— YOUR INSTRUCTIONS —
What is the number of lines containing the word "التوديع"? Give that number alone.

— ENTRIES PROVIDED —
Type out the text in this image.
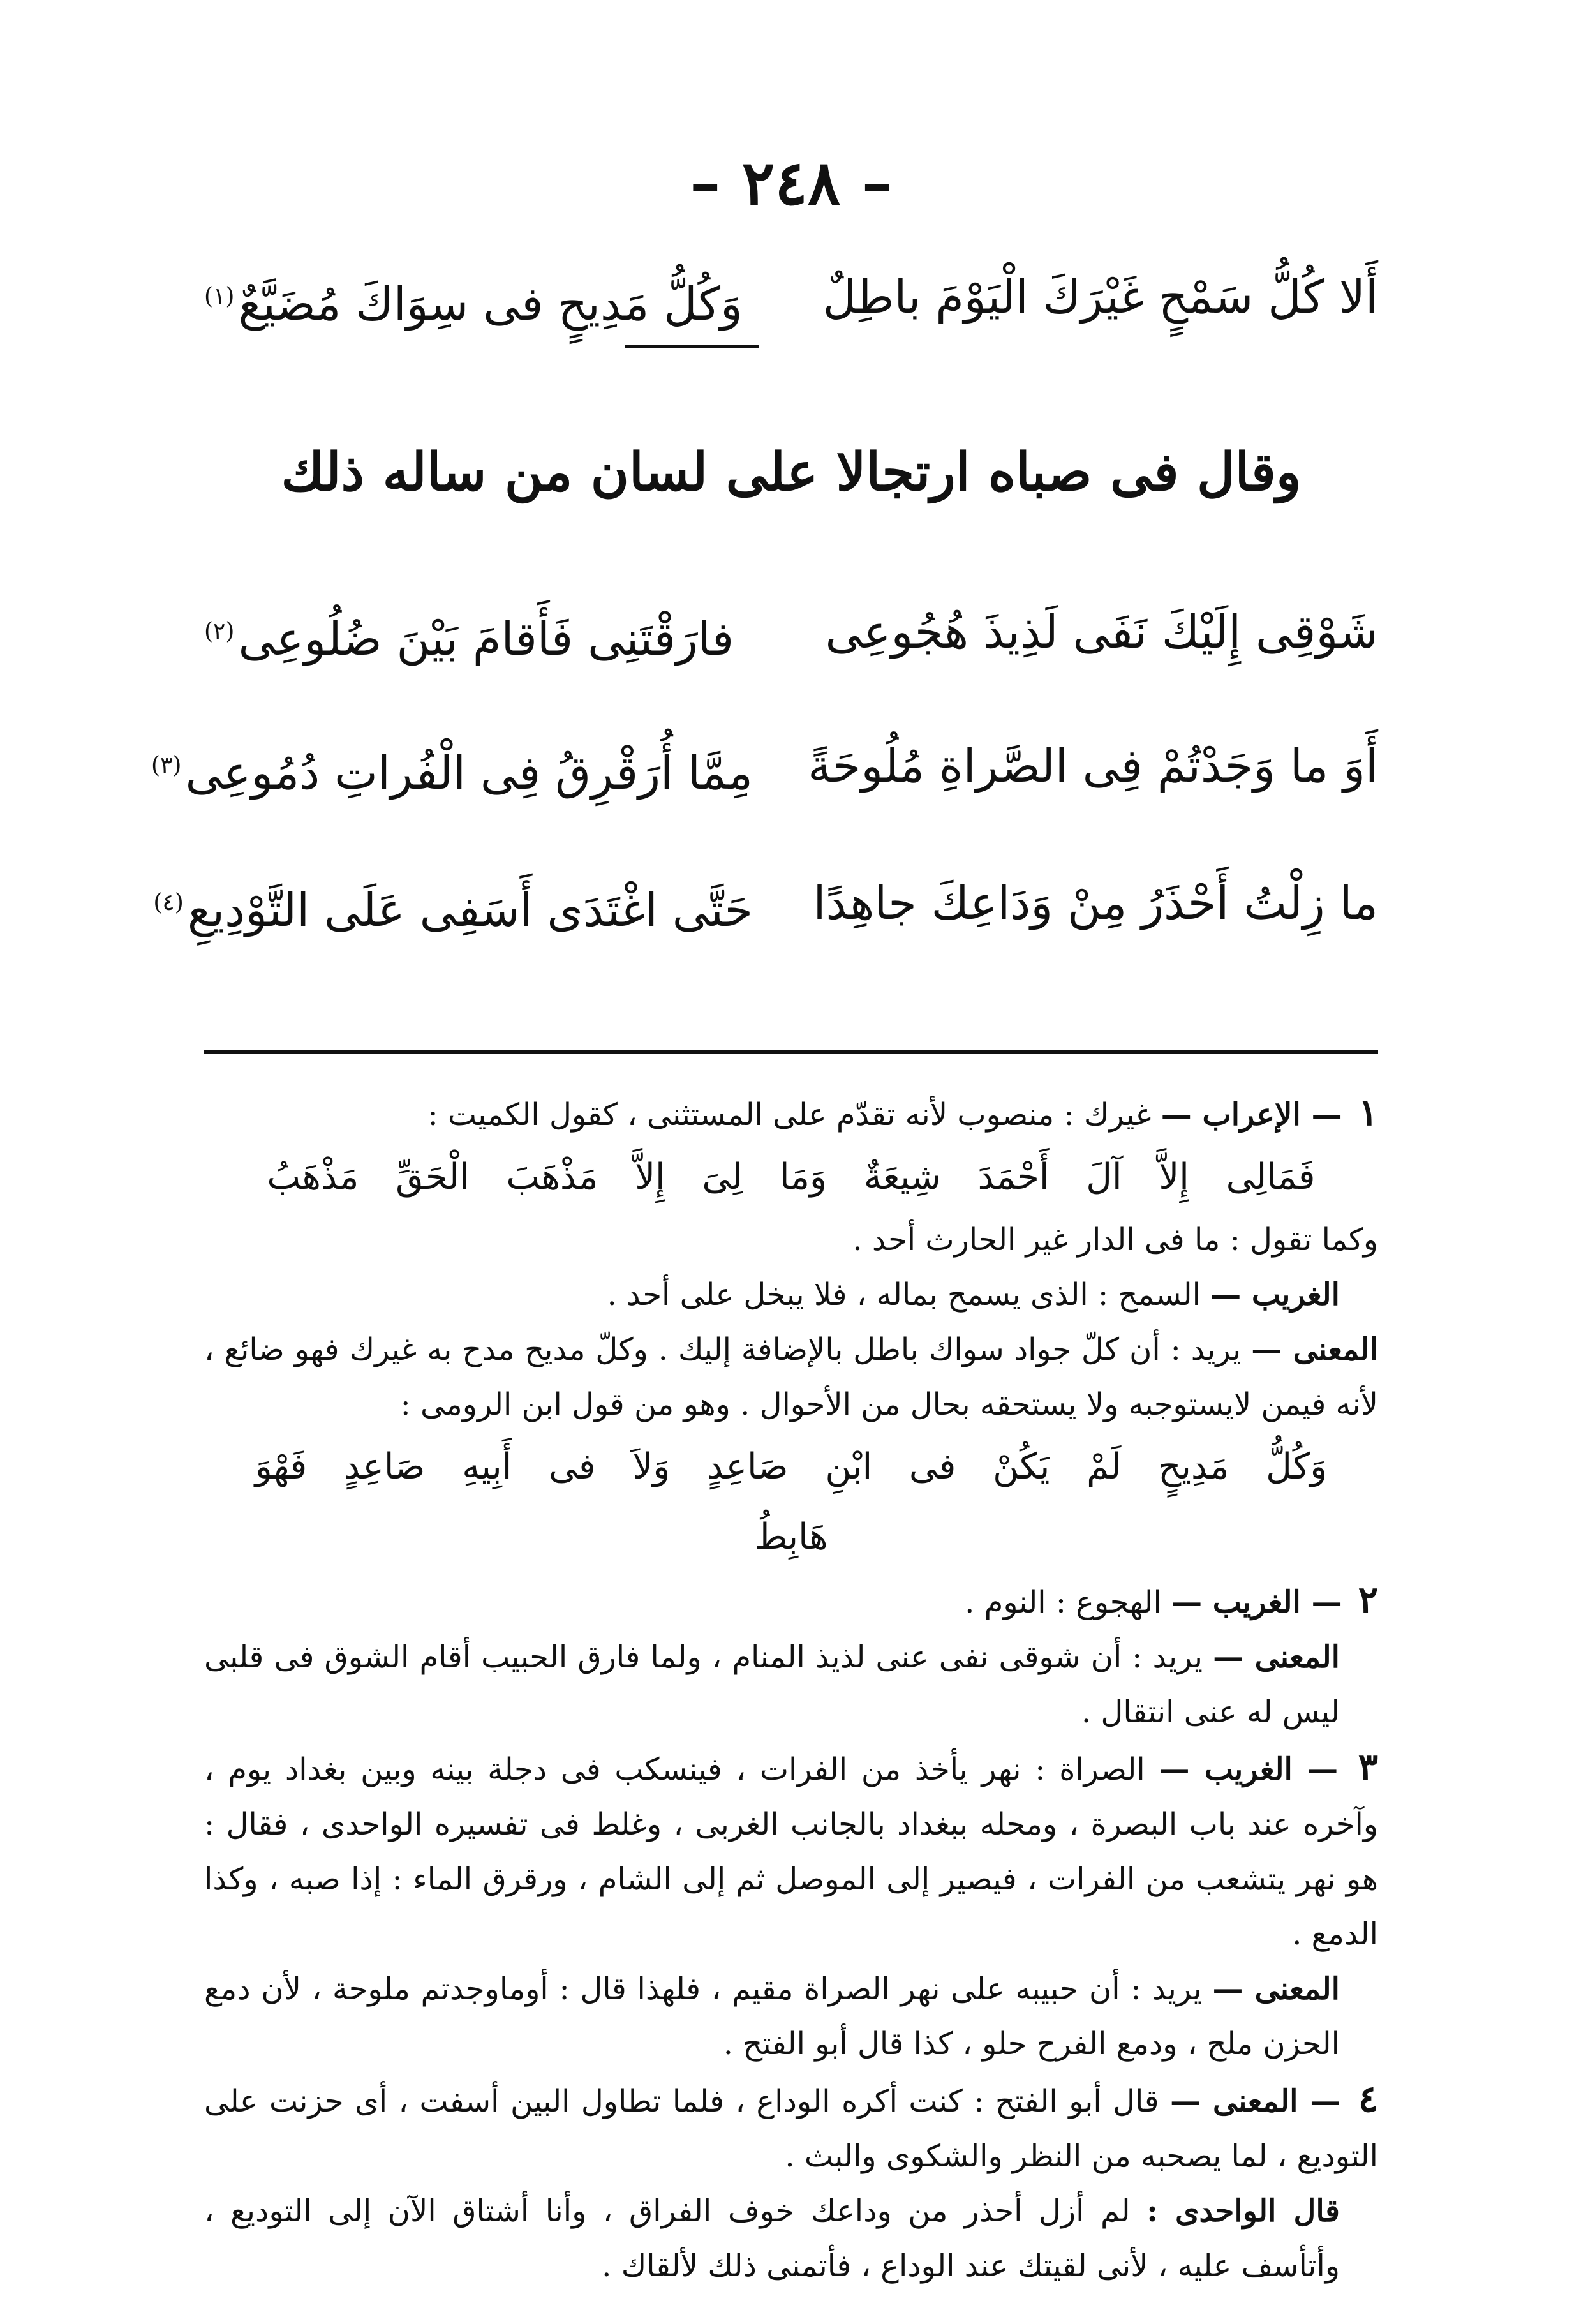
– ٢٤٨ –
أَلا كُلُّ سَمْحٍ غَيْرَكَ الْيَوْمَ باطِلٌ
وَكُلُّ مَدِيحٍ فى سِوَاكَ مُضَيَّعٌ$^{(١)}$
وقال فى صباه ارتجالا على لسان من ساله ذلك
شَوْقِى إِلَيْكَ نَفَى لَذِيذَ هُجُوعِى
فارَقْتَنِى فَأَقامَ بَيْنَ ضُلُوعِى$^{(٢)}$
أَوَ ما وَجَدْتُمْ فِى الصَّراةِ مُلُوحَةً
مِمَّا أُرَقْرِقُ فِى الْفُراتِ دُمُوعِى$^{(٣)}$
ما زِلْتُ أَحْذَرُ مِنْ وَدَاعِكَ جاهِدًا
حَتَّى اغْتَدَى أَسَفِى عَلَى التَّوْدِيعِ$^{(٤)}$

١ — الإعراب — غيرك : منصوب لأنه تقدّم على المستثنى ، كقول الكميت :

فَمَالِى إِلاَّ آلَ أَحْمَدَ شِيعَةٌ وَمَا لِىَ إِلاَّ مَذْهَبَ الْحَقِّ مَذْهَبُ

وكما تقول : ما فى الدار غير الحارث أحد .

الغريب — السمح : الذى يسمح بماله ، فلا يبخل على أحد .

المعنى — يريد : أن كلّ جواد سواك باطل بالإضافة إليك . وكلّ مديح مدح به غيرك فهو ضائع ، لأنه فيمن لايستوجبه ولا يستحقه بحال من الأحوال . وهو من قول ابن الرومى :

وَكُلُّ مَدِيحٍ لَمْ يَكُنْ فى ابْنِ صَاعِدٍ وَلاَ فى أَبِيهِ صَاعِدٍ فَهْوَ هَابِطُ

٢ — الغريب — الهجوع : النوم .

المعنى — يريد : أن شوقى نفى عنى لذيذ المنام ، ولما فارق الحبيب أقام الشوق فى قلبى ليس له عنى انتقال .

٣ — الغريب — الصراة : نهر يأخذ من الفرات ، فينسكب فى دجلة بينه وبين بغداد يوم ، وآخره عند باب البصرة ، ومحله ببغداد بالجانب الغربى ، وغلط فى تفسيره الواحدى ، فقال : هو نهر يتشعب من الفرات ، فيصير إلى الموصل ثم إلى الشام ، ورقرق الماء : إذا صبه ، وكذا الدمع .

المعنى — يريد : أن حبيبه على نهر الصراة مقيم ، فلهذا قال : أوماوجدتم ملوحة ، لأن دمع الحزن ملح ، ودمع الفرح حلو ، كذا قال أبو الفتح .

٤ — المعنى — قال أبو الفتح : كنت أكره الوداع ، فلما تطاول البين أسفت ، أى حزنت على التوديع ، لما يصحبه من النظر والشكوى والبث .

قال الواحدى : لم أزل أحذر من وداعك خوف الفراق ، وأنا أشتاق الآن إلى التوديع ، وأتأسف عليه ، لأنى لقيتك عند الوداع ، فأتمنى ذلك لألقاك .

— OUTPUT OF THE TASK —
2